Requirement 1. In the passage on technology and live performance, transcribe the stretch from "I want to entertain" through "live performance itself.".
Requirement 2. Render this sentence from the passage on technology and live performance into Spanish: "The ability to immediately capture and reproduce an image changed the public’s experience of the world almost overnight."
Requirement 3. Resume the passage on technology and live performance after its final sentence and carry the argument forward.

Passage for review.
----

Fundamental increments

I want to entertain a worthwhile assertion by one colleague of mine. Namely, that my use of the musical models described above is reactionary because it imposes a kind of tunnel vision, inhibiting the development of truly new grammars/strategies for the creation and realisation of new performance. In my view, this argument is flawed because it presupposes that the use of sensory technologies and digital media offers some kind of radical shift in the nature of live performance itself.

Countering this argument fully is beyond the scope of this essay, but let me address it briefly by considering what I think we can agree was a revolutionary technological innovation: photography. The ability to immediately capture and reproduce an image changed the public’s experience of the world almost overnight. Take as an example the early horrific images of soldiers strewn over the battlefield during the U.S. Civil War. These widely published photographs brought an immediacy of experience to the viewer that was inconceivable previously and shaped public opinion of that war. If the integration of cutting edge technology in performance was similarly radical in nature, would not its impact be as immediate and unstoppable as that of photography?

----

Source data:
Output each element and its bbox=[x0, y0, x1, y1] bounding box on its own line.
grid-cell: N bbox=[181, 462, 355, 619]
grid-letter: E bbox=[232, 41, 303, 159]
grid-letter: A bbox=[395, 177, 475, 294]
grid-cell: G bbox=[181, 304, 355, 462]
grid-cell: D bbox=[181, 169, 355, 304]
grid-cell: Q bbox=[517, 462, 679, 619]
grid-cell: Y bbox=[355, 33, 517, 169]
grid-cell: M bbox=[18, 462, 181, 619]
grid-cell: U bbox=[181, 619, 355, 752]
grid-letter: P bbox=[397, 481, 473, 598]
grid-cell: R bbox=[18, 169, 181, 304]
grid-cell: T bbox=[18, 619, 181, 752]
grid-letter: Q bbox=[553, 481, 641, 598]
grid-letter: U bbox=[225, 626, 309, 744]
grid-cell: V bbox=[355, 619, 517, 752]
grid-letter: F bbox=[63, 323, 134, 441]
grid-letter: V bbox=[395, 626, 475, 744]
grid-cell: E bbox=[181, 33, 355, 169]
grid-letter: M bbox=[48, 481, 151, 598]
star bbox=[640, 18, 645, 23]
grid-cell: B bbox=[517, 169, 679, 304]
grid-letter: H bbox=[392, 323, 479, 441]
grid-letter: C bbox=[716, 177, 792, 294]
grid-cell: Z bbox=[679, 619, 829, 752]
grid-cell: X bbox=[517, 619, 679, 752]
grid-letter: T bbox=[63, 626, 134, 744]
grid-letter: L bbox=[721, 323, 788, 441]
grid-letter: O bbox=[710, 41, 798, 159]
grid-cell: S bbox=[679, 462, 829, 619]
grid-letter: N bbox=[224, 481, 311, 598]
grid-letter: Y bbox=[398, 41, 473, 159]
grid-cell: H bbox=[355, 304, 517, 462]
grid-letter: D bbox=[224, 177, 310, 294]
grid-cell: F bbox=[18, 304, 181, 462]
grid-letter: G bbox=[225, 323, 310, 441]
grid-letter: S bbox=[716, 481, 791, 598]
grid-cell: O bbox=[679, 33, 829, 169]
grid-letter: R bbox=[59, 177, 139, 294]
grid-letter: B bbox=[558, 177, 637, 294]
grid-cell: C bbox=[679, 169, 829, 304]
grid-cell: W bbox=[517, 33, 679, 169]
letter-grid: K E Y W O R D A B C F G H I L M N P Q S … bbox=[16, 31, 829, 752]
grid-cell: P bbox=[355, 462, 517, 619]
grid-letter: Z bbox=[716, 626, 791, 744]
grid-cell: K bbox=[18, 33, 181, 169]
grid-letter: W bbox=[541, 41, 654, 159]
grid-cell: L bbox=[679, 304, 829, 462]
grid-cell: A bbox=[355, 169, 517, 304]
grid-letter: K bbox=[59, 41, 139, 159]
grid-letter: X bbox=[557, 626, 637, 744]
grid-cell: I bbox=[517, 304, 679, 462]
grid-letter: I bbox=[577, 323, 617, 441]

----

Answer box 1.
I want to entertain a worthwhile assertion by one colleague of mine. Namely, that my use of the musical models described above is reactionary because it imposes a kind of tunnel vision, inhibiting the development of truly new grammars/strategies for the creation and realisation of new performance. In my view, this argument is flawed because it presupposes that the use of sensory technologies and digital media offers some kind of radical shift in the nature of live performance itself.

Answer box 2. La capacidad de capturar y reproducir una imagen de inmediato cambió la experiencia del mundo por parte del público casi de la noche a la mañana.

Answer box 3.
There is a vague feeling in our time that any new and sufficiently unfamiliar technology holds the promise of radically altering the fabric of our society. This belief is in part factual, based on the transformational technological innovations of the late 19 th and early 20 th centuries. It is also based on highly suspect marketing claims that reached their saturation apex at the height of the Internet boom. And, in the field of live technology and performance, artists have often enough made public claim to the potential for revolutionary new forms. (I must plead guilty to doing just that during the early days of the MidiDancer -not that I didn’t believe it to be true at the time.) I would argue, however, that the ramifications of new media and sensory technology in performance are much more likely to be incremental than fundamental.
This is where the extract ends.